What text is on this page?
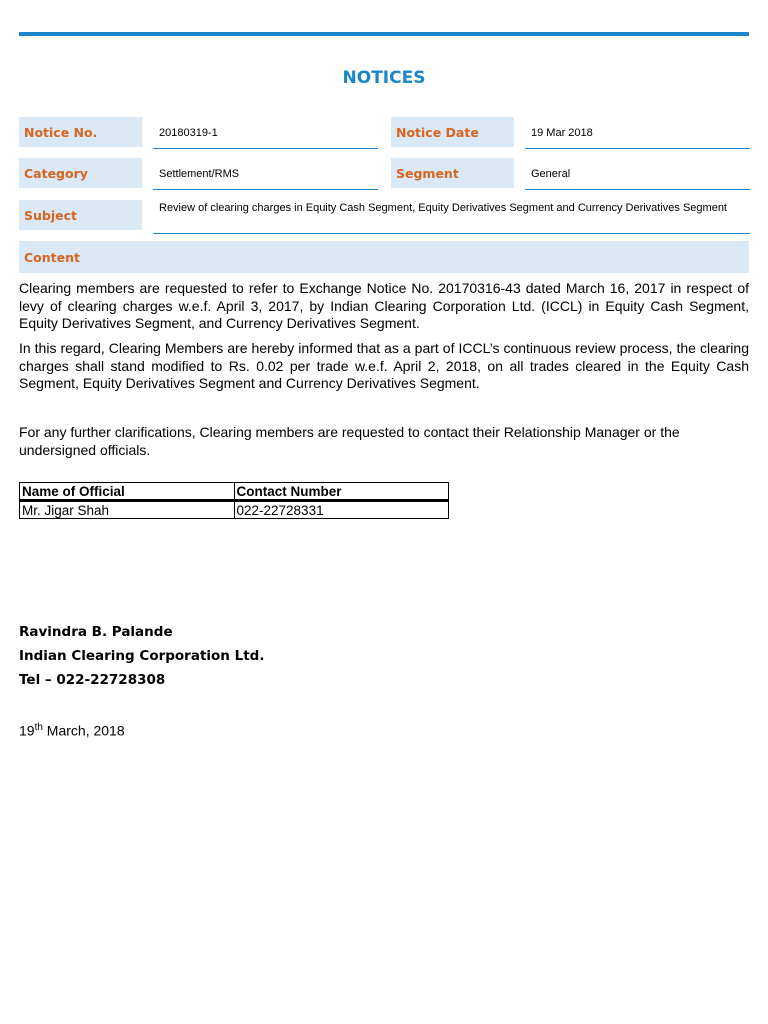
NOTICES
Notice No.	20180319-1	Notice Date	19 Mar 2018
Category	Settlement/RMS	Segment	General
Subject	Review of clearing charges in Equity Cash Segment, Equity Derivatives Segment and Currency Derivatives Segment
Content

Clearing members are requested to refer to Exchange Notice No. 20170316-43 dated March 16, 2017 in respect of levy of clearing charges w.e.f. April 3, 2017, by Indian Clearing Corporation Ltd. (ICCL) in Equity Cash Segment, Equity Derivatives Segment, and Currency Derivatives Segment.

In this regard, Clearing Members are hereby informed that as a part of ICCL’s continuous review process, the clearing charges shall stand modified to Rs. 0.02 per trade w.e.f. April 2, 2018, on all trades cleared in the Equity Cash Segment, Equity Derivatives Segment and Currency Derivatives Segment.

For any further clarifications, Clearing members are requested to contact their Relationship Manager or the undersigned officials.

Name of Official	Contact Number
Mr. Jigar Shah	022-22728331
Ravindra B. Palande
Indian Clearing Corporation Ltd.
Tel – 022-22728308
19th March, 2018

-.-.-

* **Challenge**
Above are the records; reproduce them exactly and leave out the pictures.

* **Reply**
What text is on this page?
NOTICES
Notice No.	20180319-1	Notice Date	19 Mar 2018
Category	Settlement/RMS	Segment	General
Subject	Review of clearing charges in Equity Cash Segment, Equity Derivatives Segment and Currency Derivatives Segment
Content

Clearing members are requested to refer to Exchange Notice No. 20170316-43 dated March 16, 2017 in respect of levy of clearing charges w.e.f. April 3, 2017, by Indian Clearing Corporation Ltd. (ICCL) in Equity Cash Segment, Equity Derivatives Segment, and Currency Derivatives Segment.

In this regard, Clearing Members are hereby informed that as a part of ICCL’s continuous review process, the clearing charges shall stand modified to Rs. 0.02 per trade w.e.f. April 2, 2018, on all trades cleared in the Equity Cash Segment, Equity Derivatives Segment and Currency Derivatives Segment.

For any further clarifications, Clearing members are requested to contact their Relationship Manager or the undersigned officials.

Name of Official	Contact Number
Mr. Jigar Shah	022-22728331
Ravindra B. Palande
Indian Clearing Corporation Ltd.
Tel – 022-22728308
19th March, 2018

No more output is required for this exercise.